▶ To be done: Each line that holds the word "What" is to be identified and copied.

▶ Data for this exercise:
>>>

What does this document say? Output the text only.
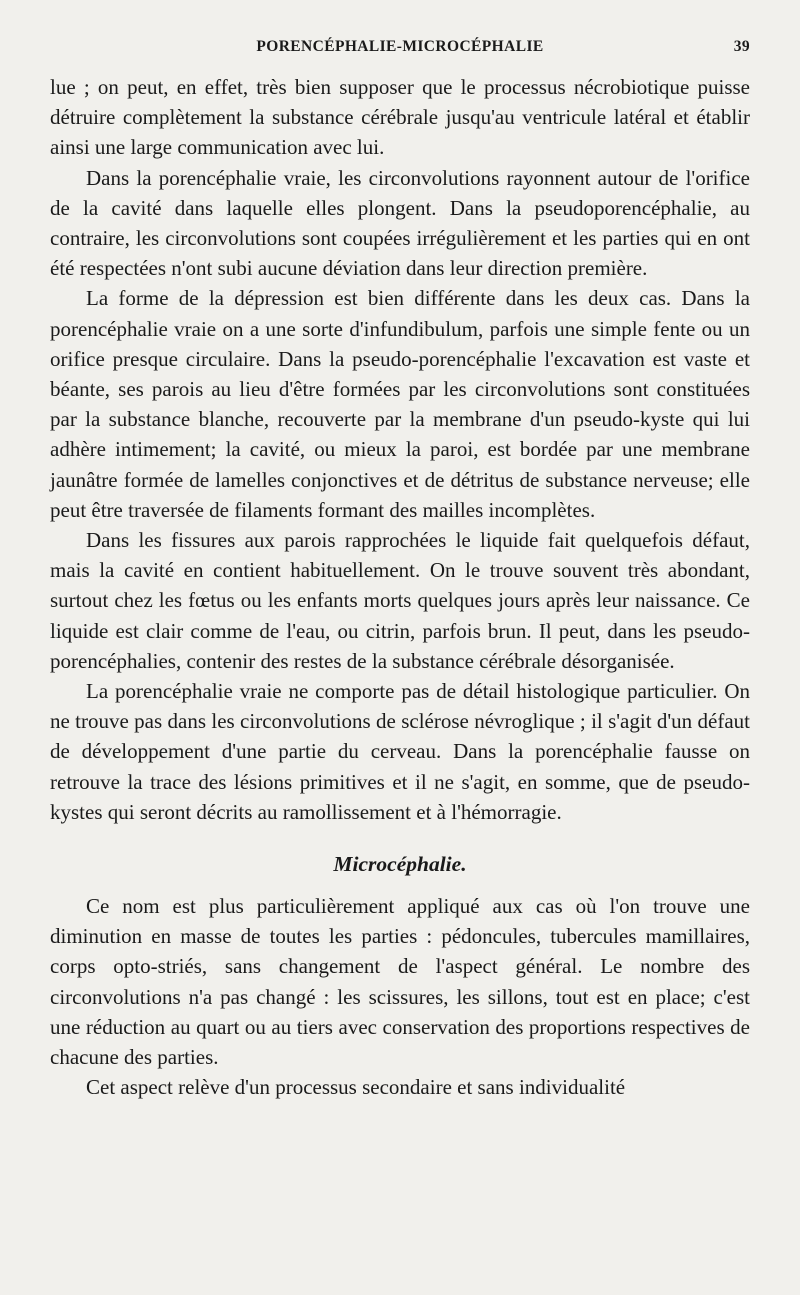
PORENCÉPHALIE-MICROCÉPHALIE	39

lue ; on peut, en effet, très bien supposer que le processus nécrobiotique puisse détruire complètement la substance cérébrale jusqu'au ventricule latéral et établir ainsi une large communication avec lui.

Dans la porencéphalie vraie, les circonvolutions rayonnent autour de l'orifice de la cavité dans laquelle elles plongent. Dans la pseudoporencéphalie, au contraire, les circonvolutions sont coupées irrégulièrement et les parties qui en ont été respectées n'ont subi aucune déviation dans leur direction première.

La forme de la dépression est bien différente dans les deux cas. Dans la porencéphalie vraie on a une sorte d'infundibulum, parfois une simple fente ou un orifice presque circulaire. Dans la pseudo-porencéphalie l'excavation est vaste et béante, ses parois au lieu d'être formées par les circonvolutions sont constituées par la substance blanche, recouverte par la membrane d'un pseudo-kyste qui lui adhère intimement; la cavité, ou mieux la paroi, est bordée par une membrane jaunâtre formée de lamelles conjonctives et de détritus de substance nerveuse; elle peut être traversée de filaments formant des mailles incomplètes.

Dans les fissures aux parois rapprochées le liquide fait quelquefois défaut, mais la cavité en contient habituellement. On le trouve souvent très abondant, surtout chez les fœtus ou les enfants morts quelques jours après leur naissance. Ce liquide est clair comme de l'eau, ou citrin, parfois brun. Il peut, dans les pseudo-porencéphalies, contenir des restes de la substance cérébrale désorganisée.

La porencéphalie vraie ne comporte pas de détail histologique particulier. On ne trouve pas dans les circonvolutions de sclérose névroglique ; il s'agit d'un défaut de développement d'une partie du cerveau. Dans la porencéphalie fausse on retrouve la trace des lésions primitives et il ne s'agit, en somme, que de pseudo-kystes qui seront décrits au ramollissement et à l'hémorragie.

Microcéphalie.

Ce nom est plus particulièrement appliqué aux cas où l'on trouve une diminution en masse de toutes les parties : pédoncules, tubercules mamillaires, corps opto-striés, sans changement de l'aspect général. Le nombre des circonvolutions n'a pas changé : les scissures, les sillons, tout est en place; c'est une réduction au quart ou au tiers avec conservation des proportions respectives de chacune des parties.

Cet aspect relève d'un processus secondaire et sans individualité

<<<
>>>

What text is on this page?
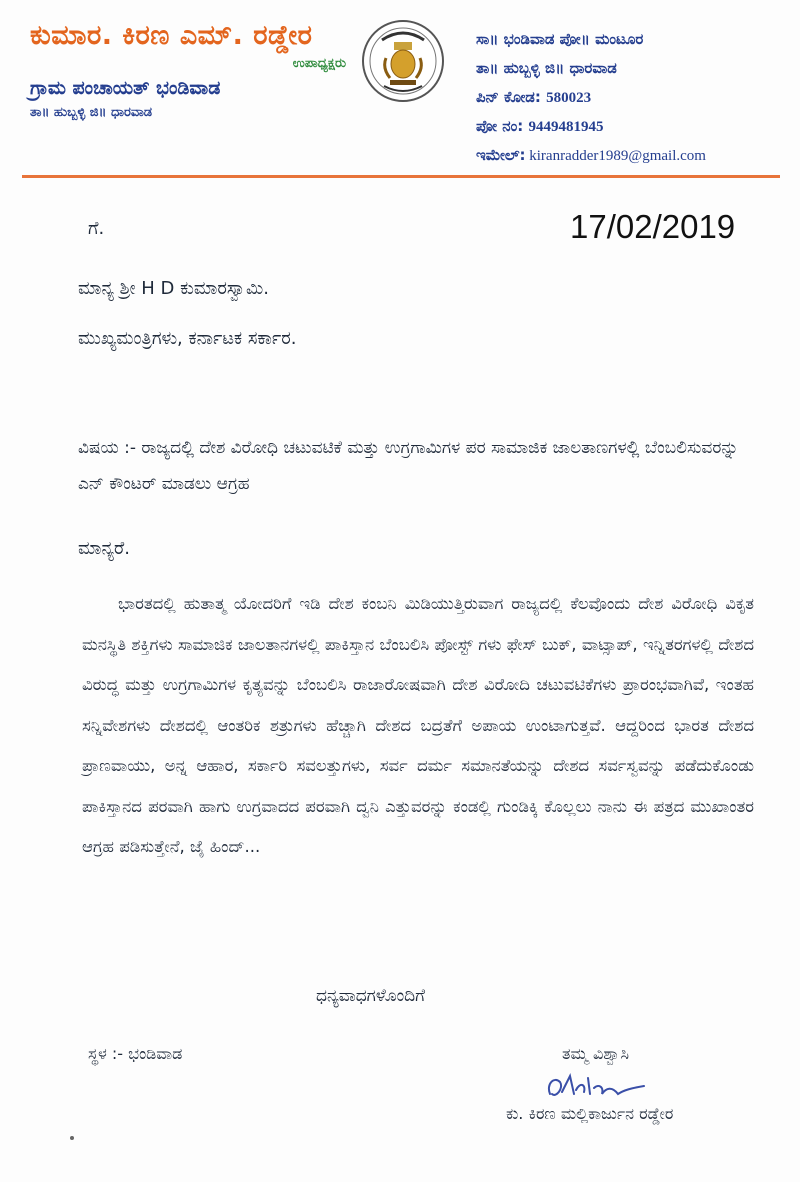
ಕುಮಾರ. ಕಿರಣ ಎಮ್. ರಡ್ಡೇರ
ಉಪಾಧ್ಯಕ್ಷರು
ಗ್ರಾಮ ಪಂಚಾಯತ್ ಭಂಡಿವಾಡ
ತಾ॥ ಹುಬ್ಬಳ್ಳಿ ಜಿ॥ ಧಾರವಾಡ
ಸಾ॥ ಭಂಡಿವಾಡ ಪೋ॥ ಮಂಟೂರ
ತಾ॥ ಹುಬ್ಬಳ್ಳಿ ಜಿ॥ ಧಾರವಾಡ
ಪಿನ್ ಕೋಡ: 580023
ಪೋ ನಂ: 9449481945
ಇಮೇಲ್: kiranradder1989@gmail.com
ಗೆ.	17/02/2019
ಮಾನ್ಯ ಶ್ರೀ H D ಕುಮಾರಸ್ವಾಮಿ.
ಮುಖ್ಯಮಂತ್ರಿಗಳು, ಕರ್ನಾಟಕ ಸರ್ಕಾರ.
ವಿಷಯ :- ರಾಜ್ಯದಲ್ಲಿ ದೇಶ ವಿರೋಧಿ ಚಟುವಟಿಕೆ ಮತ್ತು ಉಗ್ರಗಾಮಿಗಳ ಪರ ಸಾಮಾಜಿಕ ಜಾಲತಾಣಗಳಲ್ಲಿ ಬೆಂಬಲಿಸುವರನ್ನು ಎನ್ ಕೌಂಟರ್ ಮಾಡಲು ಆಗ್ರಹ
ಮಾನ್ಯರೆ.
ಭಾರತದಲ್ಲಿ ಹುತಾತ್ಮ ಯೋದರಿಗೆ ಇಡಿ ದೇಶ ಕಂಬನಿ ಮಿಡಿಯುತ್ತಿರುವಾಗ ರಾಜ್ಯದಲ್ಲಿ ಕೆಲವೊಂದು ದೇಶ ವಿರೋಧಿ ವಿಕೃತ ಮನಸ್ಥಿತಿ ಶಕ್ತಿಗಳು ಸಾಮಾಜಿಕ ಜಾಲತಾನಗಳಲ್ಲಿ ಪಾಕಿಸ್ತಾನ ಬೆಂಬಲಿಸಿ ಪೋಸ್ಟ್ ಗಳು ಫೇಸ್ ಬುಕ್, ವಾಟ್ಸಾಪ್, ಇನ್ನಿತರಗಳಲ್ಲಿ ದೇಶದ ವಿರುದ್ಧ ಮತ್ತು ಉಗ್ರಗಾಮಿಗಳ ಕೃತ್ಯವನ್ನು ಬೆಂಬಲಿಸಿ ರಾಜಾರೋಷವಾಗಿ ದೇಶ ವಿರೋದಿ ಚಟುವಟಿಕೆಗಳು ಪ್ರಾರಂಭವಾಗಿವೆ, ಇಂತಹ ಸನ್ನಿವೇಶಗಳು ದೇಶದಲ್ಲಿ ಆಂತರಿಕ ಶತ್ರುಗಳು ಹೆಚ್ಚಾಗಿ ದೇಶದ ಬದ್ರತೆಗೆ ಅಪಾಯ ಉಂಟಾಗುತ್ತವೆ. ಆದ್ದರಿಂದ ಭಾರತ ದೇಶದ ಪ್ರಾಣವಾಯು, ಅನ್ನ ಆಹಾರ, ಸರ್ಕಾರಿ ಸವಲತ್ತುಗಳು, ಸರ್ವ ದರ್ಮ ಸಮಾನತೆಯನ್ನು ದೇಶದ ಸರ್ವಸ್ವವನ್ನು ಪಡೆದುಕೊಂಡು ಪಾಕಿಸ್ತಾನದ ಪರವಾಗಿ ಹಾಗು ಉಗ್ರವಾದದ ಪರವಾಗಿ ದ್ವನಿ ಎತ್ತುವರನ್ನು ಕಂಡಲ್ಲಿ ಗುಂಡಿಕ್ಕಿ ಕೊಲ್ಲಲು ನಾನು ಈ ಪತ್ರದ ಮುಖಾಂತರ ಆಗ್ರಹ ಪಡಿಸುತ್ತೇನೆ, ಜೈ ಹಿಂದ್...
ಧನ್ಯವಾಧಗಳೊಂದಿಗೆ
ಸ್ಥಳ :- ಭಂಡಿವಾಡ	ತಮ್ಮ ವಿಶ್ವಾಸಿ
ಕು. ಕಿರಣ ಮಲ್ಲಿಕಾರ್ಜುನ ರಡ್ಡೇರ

<<<

▶ Answer for this exercise:
What does this document say? Output the text only.
What text is on this page?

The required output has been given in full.